SHORT PROBLEM:
Look through the data below. Pick out the lines holding the string "urządzeń".

__________

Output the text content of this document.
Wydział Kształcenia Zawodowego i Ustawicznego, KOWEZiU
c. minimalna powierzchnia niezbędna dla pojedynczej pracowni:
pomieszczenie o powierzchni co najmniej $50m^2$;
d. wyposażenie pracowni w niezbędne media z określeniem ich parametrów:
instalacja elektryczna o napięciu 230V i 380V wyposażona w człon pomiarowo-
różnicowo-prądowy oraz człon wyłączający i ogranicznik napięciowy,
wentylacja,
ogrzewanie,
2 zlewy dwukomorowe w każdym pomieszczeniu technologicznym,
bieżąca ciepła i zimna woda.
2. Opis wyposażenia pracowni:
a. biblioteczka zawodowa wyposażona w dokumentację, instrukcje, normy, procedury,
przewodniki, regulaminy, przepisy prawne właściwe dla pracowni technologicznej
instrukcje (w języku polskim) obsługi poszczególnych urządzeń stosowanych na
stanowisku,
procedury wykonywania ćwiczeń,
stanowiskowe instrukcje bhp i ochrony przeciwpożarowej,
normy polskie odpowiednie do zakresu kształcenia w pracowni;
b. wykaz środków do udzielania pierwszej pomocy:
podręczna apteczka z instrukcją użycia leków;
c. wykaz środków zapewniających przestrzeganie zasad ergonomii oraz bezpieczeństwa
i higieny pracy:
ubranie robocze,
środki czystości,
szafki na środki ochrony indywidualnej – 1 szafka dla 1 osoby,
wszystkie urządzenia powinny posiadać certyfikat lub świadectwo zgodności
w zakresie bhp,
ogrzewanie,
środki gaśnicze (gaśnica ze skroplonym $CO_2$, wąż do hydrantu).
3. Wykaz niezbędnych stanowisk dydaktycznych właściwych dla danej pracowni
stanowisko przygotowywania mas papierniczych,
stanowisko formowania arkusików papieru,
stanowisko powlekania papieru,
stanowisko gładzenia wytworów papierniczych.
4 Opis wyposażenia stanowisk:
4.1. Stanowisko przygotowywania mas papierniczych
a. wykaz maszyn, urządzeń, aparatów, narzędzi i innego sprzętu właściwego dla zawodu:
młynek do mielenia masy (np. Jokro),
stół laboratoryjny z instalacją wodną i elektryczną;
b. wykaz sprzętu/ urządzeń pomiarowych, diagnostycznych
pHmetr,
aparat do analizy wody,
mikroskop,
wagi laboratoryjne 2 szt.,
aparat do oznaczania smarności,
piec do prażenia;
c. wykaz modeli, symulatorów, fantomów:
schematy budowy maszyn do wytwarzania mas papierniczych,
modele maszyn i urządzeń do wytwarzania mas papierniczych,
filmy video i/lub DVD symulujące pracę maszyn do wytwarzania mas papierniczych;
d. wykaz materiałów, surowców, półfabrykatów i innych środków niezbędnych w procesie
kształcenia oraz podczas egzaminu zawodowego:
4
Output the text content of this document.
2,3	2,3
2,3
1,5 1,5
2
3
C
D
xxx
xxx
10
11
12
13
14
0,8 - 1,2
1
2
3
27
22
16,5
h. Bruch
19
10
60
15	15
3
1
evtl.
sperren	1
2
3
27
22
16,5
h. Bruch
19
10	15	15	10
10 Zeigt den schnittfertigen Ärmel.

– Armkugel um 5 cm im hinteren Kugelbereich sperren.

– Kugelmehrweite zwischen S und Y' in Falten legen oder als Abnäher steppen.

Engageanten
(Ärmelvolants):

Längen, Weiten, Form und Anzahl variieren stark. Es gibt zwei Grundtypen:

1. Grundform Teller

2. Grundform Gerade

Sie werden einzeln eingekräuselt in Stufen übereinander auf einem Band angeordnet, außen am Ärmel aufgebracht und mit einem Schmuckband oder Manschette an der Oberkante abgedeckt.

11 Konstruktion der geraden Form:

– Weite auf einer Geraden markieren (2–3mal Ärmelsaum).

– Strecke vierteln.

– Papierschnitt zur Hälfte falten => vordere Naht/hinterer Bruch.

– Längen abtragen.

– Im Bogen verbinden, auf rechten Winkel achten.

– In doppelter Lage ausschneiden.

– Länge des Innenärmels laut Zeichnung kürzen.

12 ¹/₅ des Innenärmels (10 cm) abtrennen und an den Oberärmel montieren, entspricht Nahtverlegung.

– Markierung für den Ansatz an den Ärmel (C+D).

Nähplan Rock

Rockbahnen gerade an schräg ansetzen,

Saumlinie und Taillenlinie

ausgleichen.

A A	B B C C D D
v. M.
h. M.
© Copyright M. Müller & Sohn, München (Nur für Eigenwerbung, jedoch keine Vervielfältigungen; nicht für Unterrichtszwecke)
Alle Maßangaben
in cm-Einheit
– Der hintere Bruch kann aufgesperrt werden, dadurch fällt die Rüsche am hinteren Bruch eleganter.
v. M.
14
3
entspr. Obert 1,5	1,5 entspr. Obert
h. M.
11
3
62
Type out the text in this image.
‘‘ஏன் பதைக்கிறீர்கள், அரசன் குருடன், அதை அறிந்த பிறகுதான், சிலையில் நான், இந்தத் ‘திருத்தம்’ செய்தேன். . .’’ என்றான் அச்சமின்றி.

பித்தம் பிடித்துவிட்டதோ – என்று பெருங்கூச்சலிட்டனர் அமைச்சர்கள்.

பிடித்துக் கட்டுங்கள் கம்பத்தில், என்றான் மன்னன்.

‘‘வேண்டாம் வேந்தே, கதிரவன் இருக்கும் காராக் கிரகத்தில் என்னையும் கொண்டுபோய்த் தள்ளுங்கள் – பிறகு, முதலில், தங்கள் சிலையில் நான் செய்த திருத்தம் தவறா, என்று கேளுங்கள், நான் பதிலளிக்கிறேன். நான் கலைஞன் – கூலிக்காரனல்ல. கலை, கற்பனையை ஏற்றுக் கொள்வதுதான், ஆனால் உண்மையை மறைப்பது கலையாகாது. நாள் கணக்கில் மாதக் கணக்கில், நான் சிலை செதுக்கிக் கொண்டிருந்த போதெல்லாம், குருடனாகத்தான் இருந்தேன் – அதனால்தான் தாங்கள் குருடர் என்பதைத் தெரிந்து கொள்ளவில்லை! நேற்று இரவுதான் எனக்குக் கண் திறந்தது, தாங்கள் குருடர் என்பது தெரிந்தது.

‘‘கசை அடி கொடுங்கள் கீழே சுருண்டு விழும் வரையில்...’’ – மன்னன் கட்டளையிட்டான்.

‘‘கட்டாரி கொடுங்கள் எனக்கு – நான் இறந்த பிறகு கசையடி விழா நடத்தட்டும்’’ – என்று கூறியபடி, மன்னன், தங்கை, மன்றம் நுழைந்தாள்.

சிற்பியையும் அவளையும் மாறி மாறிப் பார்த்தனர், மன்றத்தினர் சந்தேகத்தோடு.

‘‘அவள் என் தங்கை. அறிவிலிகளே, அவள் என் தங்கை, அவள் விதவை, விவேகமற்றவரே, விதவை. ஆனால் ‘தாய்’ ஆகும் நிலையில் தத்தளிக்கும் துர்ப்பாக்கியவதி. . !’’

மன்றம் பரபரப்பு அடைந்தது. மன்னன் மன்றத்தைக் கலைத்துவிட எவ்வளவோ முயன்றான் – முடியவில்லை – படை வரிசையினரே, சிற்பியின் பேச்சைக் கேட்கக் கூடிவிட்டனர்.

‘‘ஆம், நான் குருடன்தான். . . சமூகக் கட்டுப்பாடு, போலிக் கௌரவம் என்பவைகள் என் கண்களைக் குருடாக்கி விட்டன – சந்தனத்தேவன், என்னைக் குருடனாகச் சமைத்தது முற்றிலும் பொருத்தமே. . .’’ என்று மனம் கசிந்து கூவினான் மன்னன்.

__________

THE OUTPUT:
instrukcje (w języku polskim) obsługi poszczególnych urządzeń stosowanych na
a. wykaz maszyn, urządzeń, aparatów, narzędzi i innego sprzętu właściwego dla zawodu:
b. wykaz sprzętu/ urządzeń pomiarowych, diagnostycznych
modele maszyn i urządzeń do wytwarzania mas papierniczych,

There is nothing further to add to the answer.